Retype the whole listing, please, keeping every line exact and dropping the pictures.

## BEGIN

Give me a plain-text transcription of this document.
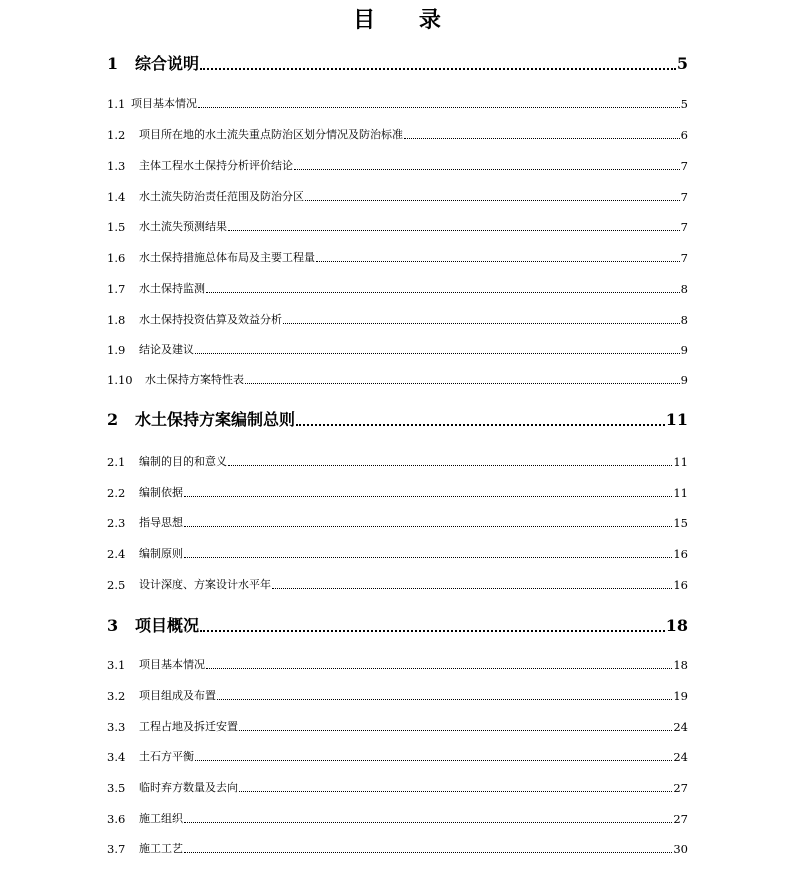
目 录
1	综合说明	5
1.1 项目基本情况	5
1.2	项目所在地的水土流失重点防治区划分情况及防治标准	6
1.3	主体工程水土保持分析评价结论	7
1.4	水土流失防治责任范围及防治分区	7
1.5	水土流失预测结果	7
1.6	水土保持措施总体布局及主要工程量	7
1.7	水土保持监测	8
1.8	水土保持投资估算及效益分析	8
1.9	结论及建议	9
1.10	水土保持方案特性表	9
2	水土保持方案编制总则	11
2.1	编制的目的和意义	11
2.2	编制依据	11
2.3	指导思想	15
2.4	编制原则	16
2.5	设计深度、方案设计水平年	16
3	项目概况	18
3.1	项目基本情况	18
3.2	项目组成及布置	19
3.3	工程占地及拆迁安置	24
3.4	土石方平衡	24
3.5	临时弃方数量及去向	27
3.6	施工组织	27
3.7	施工工艺	30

## END

> [Result for this exercise]:
Give me a plain-text transcription of this document.
目 录
1	综合说明	5
1.1 项目基本情况	5
1.2	项目所在地的水土流失重点防治区划分情况及防治标准	6
1.3	主体工程水土保持分析评价结论	7
1.4	水土流失防治责任范围及防治分区	7
1.5	水土流失预测结果	7
1.6	水土保持措施总体布局及主要工程量	7
1.7	水土保持监测	8
1.8	水土保持投资估算及效益分析	8
1.9	结论及建议	9
1.10	水土保持方案特性表	9
2	水土保持方案编制总则	11
2.1	编制的目的和意义	11
2.2	编制依据	11
2.3	指导思想	15
2.4	编制原则	16
2.5	设计深度、方案设计水平年	16
3	项目概况	18
3.1	项目基本情况	18
3.2	项目组成及布置	19
3.3	工程占地及拆迁安置	24
3.4	土石方平衡	24
3.5	临时弃方数量及去向	27
3.6	施工组织	27
3.7	施工工艺	30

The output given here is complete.